▶ [Data supplied]
== == ==
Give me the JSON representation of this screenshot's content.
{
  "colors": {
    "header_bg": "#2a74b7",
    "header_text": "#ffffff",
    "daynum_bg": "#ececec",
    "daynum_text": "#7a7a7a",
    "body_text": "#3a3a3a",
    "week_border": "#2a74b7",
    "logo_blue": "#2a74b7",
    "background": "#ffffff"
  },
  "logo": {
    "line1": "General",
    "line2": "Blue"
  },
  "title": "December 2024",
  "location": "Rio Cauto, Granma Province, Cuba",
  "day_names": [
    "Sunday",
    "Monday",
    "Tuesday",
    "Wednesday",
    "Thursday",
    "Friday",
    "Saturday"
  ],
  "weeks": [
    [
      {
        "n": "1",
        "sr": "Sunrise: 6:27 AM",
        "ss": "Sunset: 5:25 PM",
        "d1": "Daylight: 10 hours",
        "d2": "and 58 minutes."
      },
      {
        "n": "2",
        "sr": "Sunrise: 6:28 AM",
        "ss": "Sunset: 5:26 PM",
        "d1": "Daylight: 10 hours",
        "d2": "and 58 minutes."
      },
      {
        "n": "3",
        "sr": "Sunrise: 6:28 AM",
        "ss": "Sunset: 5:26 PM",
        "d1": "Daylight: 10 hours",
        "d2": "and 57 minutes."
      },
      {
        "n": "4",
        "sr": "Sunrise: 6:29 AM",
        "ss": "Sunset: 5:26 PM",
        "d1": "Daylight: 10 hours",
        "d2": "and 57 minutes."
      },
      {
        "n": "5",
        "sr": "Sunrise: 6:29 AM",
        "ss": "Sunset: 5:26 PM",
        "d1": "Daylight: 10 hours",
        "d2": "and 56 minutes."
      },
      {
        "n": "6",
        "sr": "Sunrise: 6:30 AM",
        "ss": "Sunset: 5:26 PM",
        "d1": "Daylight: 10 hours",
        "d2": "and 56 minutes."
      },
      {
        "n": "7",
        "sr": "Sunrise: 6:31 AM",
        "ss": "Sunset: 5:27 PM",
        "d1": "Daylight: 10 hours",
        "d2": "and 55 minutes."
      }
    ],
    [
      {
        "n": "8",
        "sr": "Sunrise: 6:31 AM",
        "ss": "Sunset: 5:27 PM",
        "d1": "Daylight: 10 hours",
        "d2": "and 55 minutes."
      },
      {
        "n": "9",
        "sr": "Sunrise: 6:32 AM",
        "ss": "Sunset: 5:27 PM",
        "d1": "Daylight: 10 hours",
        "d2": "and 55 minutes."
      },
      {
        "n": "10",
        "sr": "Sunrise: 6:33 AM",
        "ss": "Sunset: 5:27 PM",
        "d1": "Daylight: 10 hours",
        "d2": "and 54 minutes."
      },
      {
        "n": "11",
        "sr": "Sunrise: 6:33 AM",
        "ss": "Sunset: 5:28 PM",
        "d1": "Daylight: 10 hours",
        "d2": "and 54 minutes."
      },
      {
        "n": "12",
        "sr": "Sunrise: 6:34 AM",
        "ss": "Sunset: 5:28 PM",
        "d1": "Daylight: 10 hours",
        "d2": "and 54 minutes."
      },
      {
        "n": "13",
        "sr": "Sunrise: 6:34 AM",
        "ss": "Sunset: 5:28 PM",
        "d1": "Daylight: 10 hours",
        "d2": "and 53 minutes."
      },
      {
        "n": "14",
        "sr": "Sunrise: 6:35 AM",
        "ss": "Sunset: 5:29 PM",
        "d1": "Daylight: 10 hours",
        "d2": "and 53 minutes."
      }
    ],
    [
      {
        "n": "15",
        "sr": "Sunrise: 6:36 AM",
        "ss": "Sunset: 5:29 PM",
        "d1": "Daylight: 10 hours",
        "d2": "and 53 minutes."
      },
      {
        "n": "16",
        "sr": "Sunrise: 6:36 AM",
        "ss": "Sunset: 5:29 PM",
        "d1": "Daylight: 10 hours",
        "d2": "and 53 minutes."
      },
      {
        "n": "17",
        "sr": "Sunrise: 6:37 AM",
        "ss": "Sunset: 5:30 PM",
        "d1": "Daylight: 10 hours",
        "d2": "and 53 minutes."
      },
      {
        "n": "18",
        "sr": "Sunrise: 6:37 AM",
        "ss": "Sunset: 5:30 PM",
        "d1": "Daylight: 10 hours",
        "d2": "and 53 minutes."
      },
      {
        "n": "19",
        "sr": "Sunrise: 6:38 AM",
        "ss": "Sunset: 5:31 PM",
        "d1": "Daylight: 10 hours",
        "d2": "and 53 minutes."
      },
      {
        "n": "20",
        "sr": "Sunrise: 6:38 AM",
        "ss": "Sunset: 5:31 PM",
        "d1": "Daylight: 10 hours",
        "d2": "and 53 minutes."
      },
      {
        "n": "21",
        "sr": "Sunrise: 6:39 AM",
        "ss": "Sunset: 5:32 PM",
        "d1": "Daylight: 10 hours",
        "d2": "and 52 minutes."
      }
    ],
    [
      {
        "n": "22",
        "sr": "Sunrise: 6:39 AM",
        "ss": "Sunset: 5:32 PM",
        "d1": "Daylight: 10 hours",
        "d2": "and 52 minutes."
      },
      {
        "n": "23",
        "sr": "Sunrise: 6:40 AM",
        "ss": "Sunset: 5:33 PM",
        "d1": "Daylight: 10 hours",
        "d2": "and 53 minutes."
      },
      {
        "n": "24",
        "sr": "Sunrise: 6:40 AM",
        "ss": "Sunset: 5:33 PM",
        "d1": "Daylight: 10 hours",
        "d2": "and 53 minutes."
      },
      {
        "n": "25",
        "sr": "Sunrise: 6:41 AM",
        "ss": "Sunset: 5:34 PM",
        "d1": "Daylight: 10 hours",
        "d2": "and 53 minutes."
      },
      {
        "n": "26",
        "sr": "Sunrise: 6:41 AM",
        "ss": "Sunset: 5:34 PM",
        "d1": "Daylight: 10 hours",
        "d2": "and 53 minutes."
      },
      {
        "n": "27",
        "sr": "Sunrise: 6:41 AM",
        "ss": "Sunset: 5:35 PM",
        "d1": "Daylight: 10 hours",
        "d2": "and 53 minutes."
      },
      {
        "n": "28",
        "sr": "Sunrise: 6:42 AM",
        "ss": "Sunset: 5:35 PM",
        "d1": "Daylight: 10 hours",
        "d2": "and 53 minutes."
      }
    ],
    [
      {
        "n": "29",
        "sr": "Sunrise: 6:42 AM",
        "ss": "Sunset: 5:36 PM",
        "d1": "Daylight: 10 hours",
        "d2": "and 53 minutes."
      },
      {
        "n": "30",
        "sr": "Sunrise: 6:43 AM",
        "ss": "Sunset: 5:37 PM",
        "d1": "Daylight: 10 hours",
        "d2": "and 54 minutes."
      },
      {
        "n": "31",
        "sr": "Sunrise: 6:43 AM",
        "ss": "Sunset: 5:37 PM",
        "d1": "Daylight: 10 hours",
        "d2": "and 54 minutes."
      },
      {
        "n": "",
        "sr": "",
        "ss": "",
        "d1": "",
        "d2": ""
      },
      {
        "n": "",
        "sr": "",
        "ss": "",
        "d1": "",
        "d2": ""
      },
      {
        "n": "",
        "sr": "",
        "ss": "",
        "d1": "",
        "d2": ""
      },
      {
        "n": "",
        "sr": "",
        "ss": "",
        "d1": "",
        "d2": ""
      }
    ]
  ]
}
== == ==
▶ [Task directions] Return all of the entries exactly as written.

▶ [Solution for this problem]
Give me the JSON representation of this screenshot's content.
{
  "colors": {
    "header_bg": "#2a74b7",
    "header_text": "#ffffff",
    "daynum_bg": "#ececec",
    "daynum_text": "#7a7a7a",
    "body_text": "#3a3a3a",
    "week_border": "#2a74b7",
    "logo_blue": "#2a74b7",
    "background": "#ffffff"
  },
  "logo": {
    "line1": "General",
    "line2": "Blue"
  },
  "title": "December 2024",
  "location": "Rio Cauto, Granma Province, Cuba",
  "day_names": [
    "Sunday",
    "Monday",
    "Tuesday",
    "Wednesday",
    "Thursday",
    "Friday",
    "Saturday"
  ],
  "weeks": [
    [
      {
        "n": "1",
        "sr": "Sunrise: 6:27 AM",
        "ss": "Sunset: 5:25 PM",
        "d1": "Daylight: 10 hours",
        "d2": "and 58 minutes."
      },
      {
        "n": "2",
        "sr": "Sunrise: 6:28 AM",
        "ss": "Sunset: 5:26 PM",
        "d1": "Daylight: 10 hours",
        "d2": "and 58 minutes."
      },
      {
        "n": "3",
        "sr": "Sunrise: 6:28 AM",
        "ss": "Sunset: 5:26 PM",
        "d1": "Daylight: 10 hours",
        "d2": "and 57 minutes."
      },
      {
        "n": "4",
        "sr": "Sunrise: 6:29 AM",
        "ss": "Sunset: 5:26 PM",
        "d1": "Daylight: 10 hours",
        "d2": "and 57 minutes."
      },
      {
        "n": "5",
        "sr": "Sunrise: 6:29 AM",
        "ss": "Sunset: 5:26 PM",
        "d1": "Daylight: 10 hours",
        "d2": "and 56 minutes."
      },
      {
        "n": "6",
        "sr": "Sunrise: 6:30 AM",
        "ss": "Sunset: 5:26 PM",
        "d1": "Daylight: 10 hours",
        "d2": "and 56 minutes."
      },
      {
        "n": "7",
        "sr": "Sunrise: 6:31 AM",
        "ss": "Sunset: 5:27 PM",
        "d1": "Daylight: 10 hours",
        "d2": "and 55 minutes."
      }
    ],
    [
      {
        "n": "8",
        "sr": "Sunrise: 6:31 AM",
        "ss": "Sunset: 5:27 PM",
        "d1": "Daylight: 10 hours",
        "d2": "and 55 minutes."
      },
      {
        "n": "9",
        "sr": "Sunrise: 6:32 AM",
        "ss": "Sunset: 5:27 PM",
        "d1": "Daylight: 10 hours",
        "d2": "and 55 minutes."
      },
      {
        "n": "10",
        "sr": "Sunrise: 6:33 AM",
        "ss": "Sunset: 5:27 PM",
        "d1": "Daylight: 10 hours",
        "d2": "and 54 minutes."
      },
      {
        "n": "11",
        "sr": "Sunrise: 6:33 AM",
        "ss": "Sunset: 5:28 PM",
        "d1": "Daylight: 10 hours",
        "d2": "and 54 minutes."
      },
      {
        "n": "12",
        "sr": "Sunrise: 6:34 AM",
        "ss": "Sunset: 5:28 PM",
        "d1": "Daylight: 10 hours",
        "d2": "and 54 minutes."
      },
      {
        "n": "13",
        "sr": "Sunrise: 6:34 AM",
        "ss": "Sunset: 5:28 PM",
        "d1": "Daylight: 10 hours",
        "d2": "and 53 minutes."
      },
      {
        "n": "14",
        "sr": "Sunrise: 6:35 AM",
        "ss": "Sunset: 5:29 PM",
        "d1": "Daylight: 10 hours",
        "d2": "and 53 minutes."
      }
    ],
    [
      {
        "n": "15",
        "sr": "Sunrise: 6:36 AM",
        "ss": "Sunset: 5:29 PM",
        "d1": "Daylight: 10 hours",
        "d2": "and 53 minutes."
      },
      {
        "n": "16",
        "sr": "Sunrise: 6:36 AM",
        "ss": "Sunset: 5:29 PM",
        "d1": "Daylight: 10 hours",
        "d2": "and 53 minutes."
      },
      {
        "n": "17",
        "sr": "Sunrise: 6:37 AM",
        "ss": "Sunset: 5:30 PM",
        "d1": "Daylight: 10 hours",
        "d2": "and 53 minutes."
      },
      {
        "n": "18",
        "sr": "Sunrise: 6:37 AM",
        "ss": "Sunset: 5:30 PM",
        "d1": "Daylight: 10 hours",
        "d2": "and 53 minutes."
      },
      {
        "n": "19",
        "sr": "Sunrise: 6:38 AM",
        "ss": "Sunset: 5:31 PM",
        "d1": "Daylight: 10 hours",
        "d2": "and 53 minutes."
      },
      {
        "n": "20",
        "sr": "Sunrise: 6:38 AM",
        "ss": "Sunset: 5:31 PM",
        "d1": "Daylight: 10 hours",
        "d2": "and 53 minutes."
      },
      {
        "n": "21",
        "sr": "Sunrise: 6:39 AM",
        "ss": "Sunset: 5:32 PM",
        "d1": "Daylight: 10 hours",
        "d2": "and 52 minutes."
      }
    ],
    [
      {
        "n": "22",
        "sr": "Sunrise: 6:39 AM",
        "ss": "Sunset: 5:32 PM",
        "d1": "Daylight: 10 hours",
        "d2": "and 52 minutes."
      },
      {
        "n": "23",
        "sr": "Sunrise: 6:40 AM",
        "ss": "Sunset: 5:33 PM",
        "d1": "Daylight: 10 hours",
        "d2": "and 53 minutes."
      },
      {
        "n": "24",
        "sr": "Sunrise: 6:40 AM",
        "ss": "Sunset: 5:33 PM",
        "d1": "Daylight: 10 hours",
        "d2": "and 53 minutes."
      },
      {
        "n": "25",
        "sr": "Sunrise: 6:41 AM",
        "ss": "Sunset: 5:34 PM",
        "d1": "Daylight: 10 hours",
        "d2": "and 53 minutes."
      },
      {
        "n": "26",
        "sr": "Sunrise: 6:41 AM",
        "ss": "Sunset: 5:34 PM",
        "d1": "Daylight: 10 hours",
        "d2": "and 53 minutes."
      },
      {
        "n": "27",
        "sr": "Sunrise: 6:41 AM",
        "ss": "Sunset: 5:35 PM",
        "d1": "Daylight: 10 hours",
        "d2": "and 53 minutes."
      },
      {
        "n": "28",
        "sr": "Sunrise: 6:42 AM",
        "ss": "Sunset: 5:35 PM",
        "d1": "Daylight: 10 hours",
        "d2": "and 53 minutes."
      }
    ],
    [
      {
        "n": "29",
        "sr": "Sunrise: 6:42 AM",
        "ss": "Sunset: 5:36 PM",
        "d1": "Daylight: 10 hours",
        "d2": "and 53 minutes."
      },
      {
        "n": "30",
        "sr": "Sunrise: 6:43 AM",
        "ss": "Sunset: 5:37 PM",
        "d1": "Daylight: 10 hours",
        "d2": "and 54 minutes."
      },
      {
        "n": "31",
        "sr": "Sunrise: 6:43 AM",
        "ss": "Sunset: 5:37 PM",
        "d1": "Daylight: 10 hours",
        "d2": "and 54 minutes."
      },
      {
        "n": "",
        "sr": "",
        "ss": "",
        "d1": "",
        "d2": ""
      },
      {
        "n": "",
        "sr": "",
        "ss": "",
        "d1": "",
        "d2": ""
      },
      {
        "n": "",
        "sr": "",
        "ss": "",
        "d1": "",
        "d2": ""
      },
      {
        "n": "",
        "sr": "",
        "ss": "",
        "d1": "",
        "d2": ""
      }
    ]
  ]
}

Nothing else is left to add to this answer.